* _What you should do_
Retype each entry exactly. Skip any pictures.

### Dataset records

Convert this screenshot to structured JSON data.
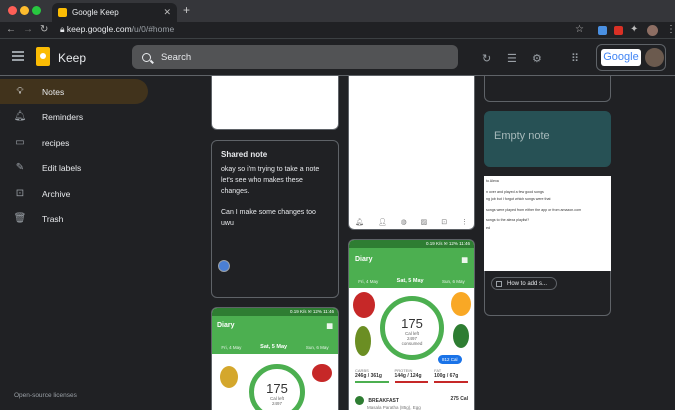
{
  "browser": {
    "tab_title": "Google Keep",
    "tab_close": "✕",
    "new_tab": "+",
    "url_host": "keep.google.com",
    "url_path": "/u/0/#home"
  },
  "header": {
    "app_name": "Keep",
    "search_placeholder": "Search",
    "google_word": "Google"
  },
  "sidebar": {
    "items": [
      {
        "label": "Notes"
      },
      {
        "label": "Reminders"
      },
      {
        "label": "recipes"
      },
      {
        "label": "Edit labels"
      },
      {
        "label": "Archive"
      },
      {
        "label": "Trash"
      }
    ],
    "license": "Open-source licenses"
  },
  "notes": {
    "shared": {
      "title": "Shared note",
      "body1": "okay so i'm trying to take a note let's see who makes these changes.",
      "body2": "Can I make some changes too uwu"
    },
    "empty": {
      "title": "Empty note"
    },
    "alexa": {
      "lines": [
        "to Alexa",
        "n over and played a few good songs",
        "ng job but I forgot which songs were that",
        "songs were played from either the app or from amazon.com",
        "songs to the alexa playlist?",
        "ed"
      ],
      "link_label": "How to add s..."
    },
    "diary1": {
      "status": "0.19 K/s ✉ 12% 11:46",
      "title": "Diary",
      "day_prev": "Fri, 4 May",
      "day_cur": "Sat, 5 May",
      "day_next": "Sun, 6 May",
      "cal_value": "175",
      "cal_label": "Cal left",
      "goal": "2497",
      "goal_label": "consumed",
      "badge": "812 Cal",
      "macros": [
        {
          "name": "CARBS",
          "value": "246g",
          "sub": "/ 361g"
        },
        {
          "name": "PROTEIN",
          "value": "144g",
          "sub": "/ 124g"
        },
        {
          "name": "FAT",
          "value": "100g",
          "sub": "/ 67g"
        }
      ],
      "meal": "BREAKFAST",
      "meal_cal": "275 Cal",
      "meal_item": "Masala Paratha (85g), Egg"
    },
    "diary2": {
      "status": "0.19 K/s ✉ 12% 11:46",
      "title": "Diary",
      "day_prev": "Fri, 4 May",
      "day_cur": "Sat, 5 May",
      "day_next": "Sun, 6 May",
      "cal_value": "175",
      "cal_label": "Cal left",
      "goal": "2497"
    }
  },
  "colors": {
    "background": "#202124",
    "active_nav": "#41331c",
    "empty_note": "#275155",
    "keep_yellow": "#fbbc04",
    "diary_green": "#4caf50"
  }
}
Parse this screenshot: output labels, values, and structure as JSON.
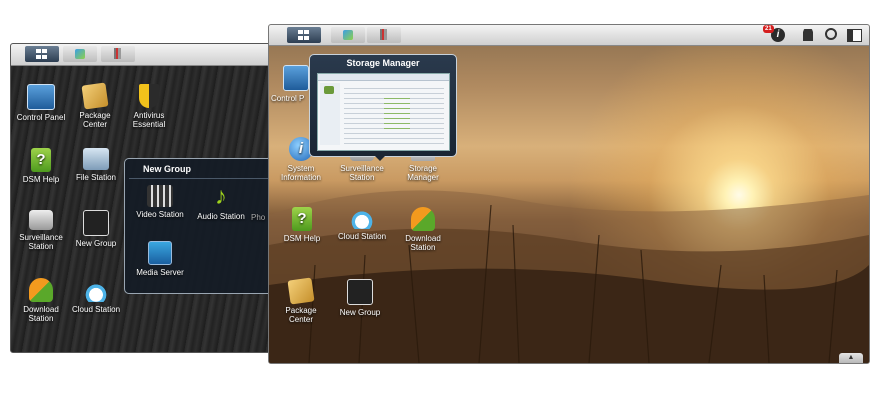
{
  "back_desktop": {
    "icons": [
      {
        "label": "Control Panel",
        "icon": "control-panel-icon"
      },
      {
        "label": "Package Center",
        "icon": "package-center-icon"
      },
      {
        "label": "Antivirus Essential",
        "icon": "antivirus-icon"
      },
      {
        "label": "DSM Help",
        "icon": "help-icon"
      },
      {
        "label": "File Station",
        "icon": "file-station-icon"
      },
      {
        "label": "Surveillance Station",
        "icon": "surveillance-icon"
      },
      {
        "label": "New Group",
        "icon": "group-icon"
      },
      {
        "label": "Download Station",
        "icon": "download-icon"
      },
      {
        "label": "Cloud Station",
        "icon": "cloud-icon"
      }
    ]
  },
  "new_group_popup": {
    "title": "New Group",
    "items": [
      {
        "label": "Video Station",
        "icon": "video-station-icon"
      },
      {
        "label": "Audio Station",
        "icon": "audio-station-icon"
      },
      {
        "label": "Pho",
        "icon": "photo-station-icon"
      },
      {
        "label": "Media Server",
        "icon": "media-server-icon"
      }
    ]
  },
  "front_desktop": {
    "notification_count": "21",
    "storage_thumb_title": "Storage Manager",
    "icons": [
      {
        "label": "Control P",
        "icon": "control-panel-icon"
      },
      {
        "label": "System Information",
        "icon": "info-icon"
      },
      {
        "label": "Surveillance Station",
        "icon": "surveillance-icon"
      },
      {
        "label": "Storage Manager",
        "icon": "storage-icon"
      },
      {
        "label": "DSM Help",
        "icon": "help-icon"
      },
      {
        "label": "Cloud Station",
        "icon": "cloud-icon"
      },
      {
        "label": "Download Station",
        "icon": "download-icon"
      },
      {
        "label": "Package Center",
        "icon": "package-center-icon"
      },
      {
        "label": "New Group",
        "icon": "group-icon"
      }
    ]
  }
}
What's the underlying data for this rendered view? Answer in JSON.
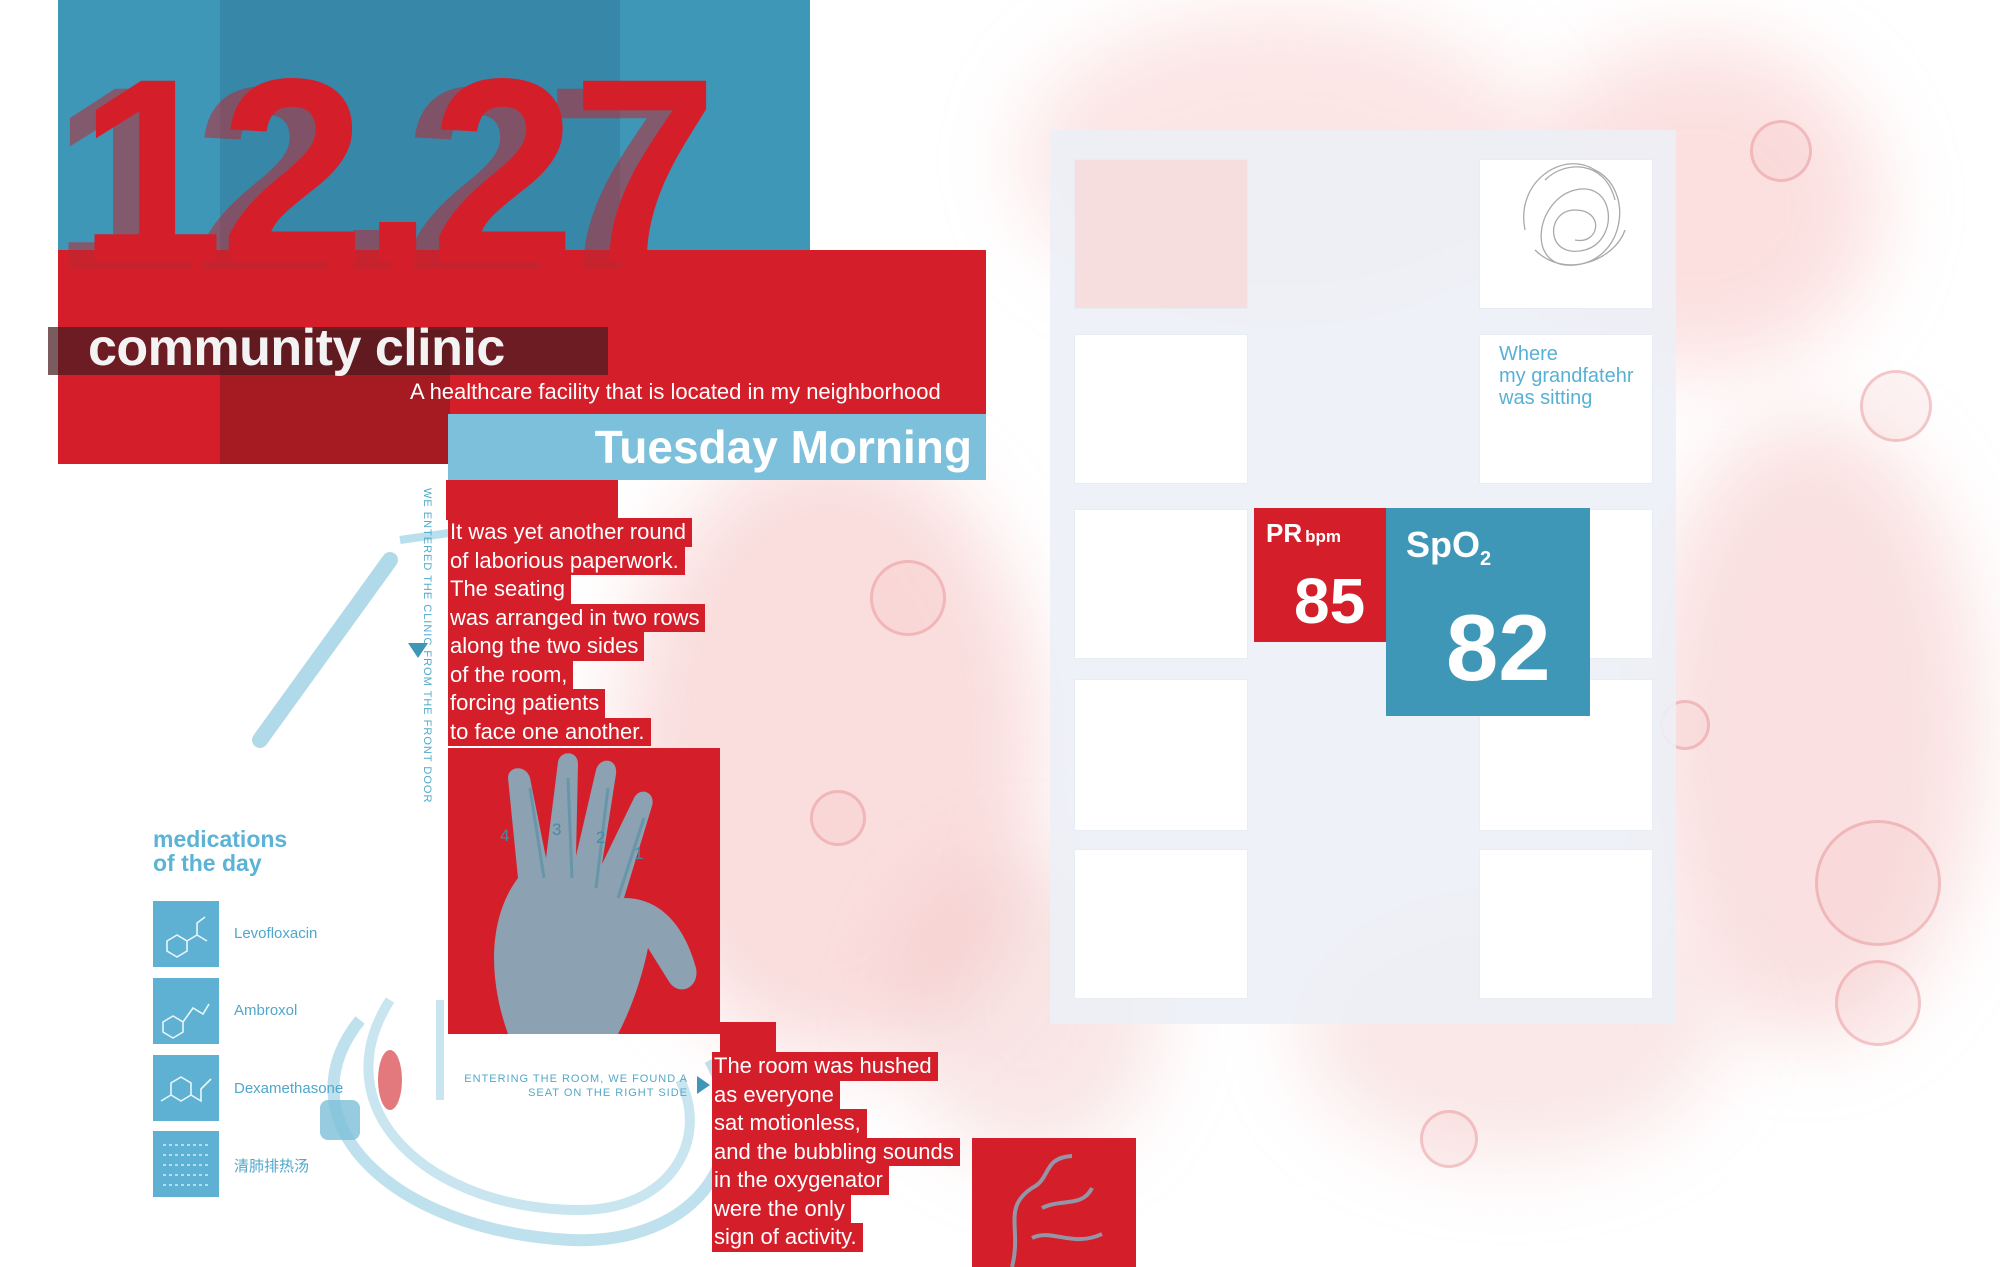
{
  "header": {
    "date": "12.27",
    "title": "community clinic",
    "subtitle": "A healthcare facility that is located in my neighborhood",
    "weekday": "Tuesday Morning"
  },
  "entry_caption": "WE ENTERED THE CLINIC FROM THE FRONT DOOR",
  "story": [
    "It was yet another round",
    "of laborious paperwork.",
    "The seating",
    "was arranged in two rows",
    "along the two sides",
    "of the room,",
    "forcing patients",
    "to face one another."
  ],
  "hand_numbers": [
    "4",
    "3",
    "2",
    "1"
  ],
  "room_caption": "ENTERING THE ROOM, WE FOUND A SEAT ON THE RIGHT SIDE",
  "story2": [
    "The room was hushed",
    "as everyone",
    "sat motionless,",
    "and the bubbling sounds",
    "in the oxygenator",
    "were the only",
    "sign of activity."
  ],
  "medications": {
    "title_line1": "medications",
    "title_line2": "of the day",
    "items": [
      "Levofloxacin",
      "Ambroxol",
      "Dexamethasone",
      "清肺排热汤"
    ]
  },
  "seat_caption": {
    "line1": "Where",
    "line2": "my grandfatehr",
    "line3": "was sitting"
  },
  "vitals": {
    "pr_label": "PR",
    "pr_unit": "bpm",
    "pr_value": "85",
    "spo2_label": "SpO",
    "spo2_sub": "2",
    "spo2_value": "82"
  },
  "colors": {
    "red": "#d41f2b",
    "blue": "#3f97b7",
    "light_blue": "#7cc0dc"
  }
}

######

* _Task output_
Convert this screenshot to structured JSON data.
{
  "browser": {
    "tab_title": "Google Keep",
    "tab_close": "✕",
    "new_tab": "+",
    "url_host": "keep.google.com",
    "url_path": "/u/0/#home"
  },
  "header": {
    "app_name": "Keep",
    "search_placeholder": "Search",
    "google_word": "Google"
  },
  "sidebar": {
    "items": [
      {
        "label": "Notes"
      },
      {
        "label": "Reminders"
      },
      {
        "label": "recipes"
      },
      {
        "label": "Edit labels"
      },
      {
        "label": "Archive"
      },
      {
        "label": "Trash"
      }
    ],
    "license": "Open-source licenses"
  },
  "notes": {
    "shared": {
      "title": "Shared note",
      "body1": "okay so i'm trying to take a note let's see who makes these changes.",
      "body2": "Can I make some changes too uwu"
    },
    "empty": {
      "title": "Empty note"
    },
    "alexa": {
      "lines": [
        "to Alexa",
        "n over and played a few good songs",
        "ng job but I forgot which songs were that",
        "songs were played from either the app or from amazon.com",
        "songs to the alexa playlist?",
        "ed"
      ],
      "link_label": "How to add s..."
    },
    "diary1": {
      "status": "0.19 K/s ✉ 12% 11:46",
      "title": "Diary",
      "day_prev": "Fri, 4 May",
      "day_cur": "Sat, 5 May",
      "day_next": "Sun, 6 May",
      "cal_value": "175",
      "cal_label": "Cal left",
      "goal": "2497",
      "goal_label": "consumed",
      "badge": "812 Cal",
      "macros": [
        {
          "name": "CARBS",
          "value": "246g",
          "sub": "/ 361g"
        },
        {
          "name": "PROTEIN",
          "value": "144g",
          "sub": "/ 124g"
        },
        {
          "name": "FAT",
          "value": "100g",
          "sub": "/ 67g"
        }
      ],
      "meal": "BREAKFAST",
      "meal_cal": "275 Cal",
      "meal_item": "Masala Paratha (85g), Egg"
    },
    "diary2": {
      "status": "0.19 K/s ✉ 12% 11:46",
      "title": "Diary",
      "day_prev": "Fri, 4 May",
      "day_cur": "Sat, 5 May",
      "day_next": "Sun, 6 May",
      "cal_value": "175",
      "cal_label": "Cal left",
      "goal": "2497"
    }
  },
  "colors": {
    "background": "#202124",
    "active_nav": "#41331c",
    "empty_note": "#275155",
    "keep_yellow": "#fbbc04",
    "diary_green": "#4caf50"
  }
}
Parse this screenshot: output labels, values, and structure as JSON.
{
  "back_desktop": {
    "icons": [
      {
        "label": "Control Panel",
        "icon": "control-panel-icon"
      },
      {
        "label": "Package Center",
        "icon": "package-center-icon"
      },
      {
        "label": "Antivirus Essential",
        "icon": "antivirus-icon"
      },
      {
        "label": "DSM Help",
        "icon": "help-icon"
      },
      {
        "label": "File Station",
        "icon": "file-station-icon"
      },
      {
        "label": "Surveillance Station",
        "icon": "surveillance-icon"
      },
      {
        "label": "New Group",
        "icon": "group-icon"
      },
      {
        "label": "Download Station",
        "icon": "download-icon"
      },
      {
        "label": "Cloud Station",
        "icon": "cloud-icon"
      }
    ]
  },
  "new_group_popup": {
    "title": "New Group",
    "items": [
      {
        "label": "Video Station",
        "icon": "video-station-icon"
      },
      {
        "label": "Audio Station",
        "icon": "audio-station-icon"
      },
      {
        "label": "Pho",
        "icon": "photo-station-icon"
      },
      {
        "label": "Media Server",
        "icon": "media-server-icon"
      }
    ]
  },
  "front_desktop": {
    "notification_count": "21",
    "storage_thumb_title": "Storage Manager",
    "icons": [
      {
        "label": "Control P",
        "icon": "control-panel-icon"
      },
      {
        "label": "System Information",
        "icon": "info-icon"
      },
      {
        "label": "Surveillance Station",
        "icon": "surveillance-icon"
      },
      {
        "label": "Storage Manager",
        "icon": "storage-icon"
      },
      {
        "label": "DSM Help",
        "icon": "help-icon"
      },
      {
        "label": "Cloud Station",
        "icon": "cloud-icon"
      },
      {
        "label": "Download Station",
        "icon": "download-icon"
      },
      {
        "label": "Package Center",
        "icon": "package-center-icon"
      },
      {
        "label": "New Group",
        "icon": "group-icon"
      }
    ]
  }
}
What's the underlying data for this rendered view? Answer in JSON.
{
  "header": {
    "date": "12.27",
    "title": "community clinic",
    "subtitle": "A healthcare facility that is located in my neighborhood",
    "weekday": "Tuesday Morning"
  },
  "entry_caption": "WE ENTERED THE CLINIC FROM THE FRONT DOOR",
  "story": [
    "It was yet another round",
    "of laborious paperwork.",
    "The seating",
    "was arranged in two rows",
    "along the two sides",
    "of the room,",
    "forcing patients",
    "to face one another."
  ],
  "hand_numbers": [
    "4",
    "3",
    "2",
    "1"
  ],
  "room_caption": "ENTERING THE ROOM, WE FOUND A SEAT ON THE RIGHT SIDE",
  "story2": [
    "The room was hushed",
    "as everyone",
    "sat motionless,",
    "and the bubbling sounds",
    "in the oxygenator",
    "were the only",
    "sign of activity."
  ],
  "medications": {
    "title_line1": "medications",
    "title_line2": "of the day",
    "items": [
      "Levofloxacin",
      "Ambroxol",
      "Dexamethasone",
      "清肺排热汤"
    ]
  },
  "seat_caption": {
    "line1": "Where",
    "line2": "my grandfatehr",
    "line3": "was sitting"
  },
  "vitals": {
    "pr_label": "PR",
    "pr_unit": "bpm",
    "pr_value": "85",
    "spo2_label": "SpO",
    "spo2_sub": "2",
    "spo2_value": "82"
  },
  "colors": {
    "red": "#d41f2b",
    "blue": "#3f97b7",
    "light_blue": "#7cc0dc"
  }
}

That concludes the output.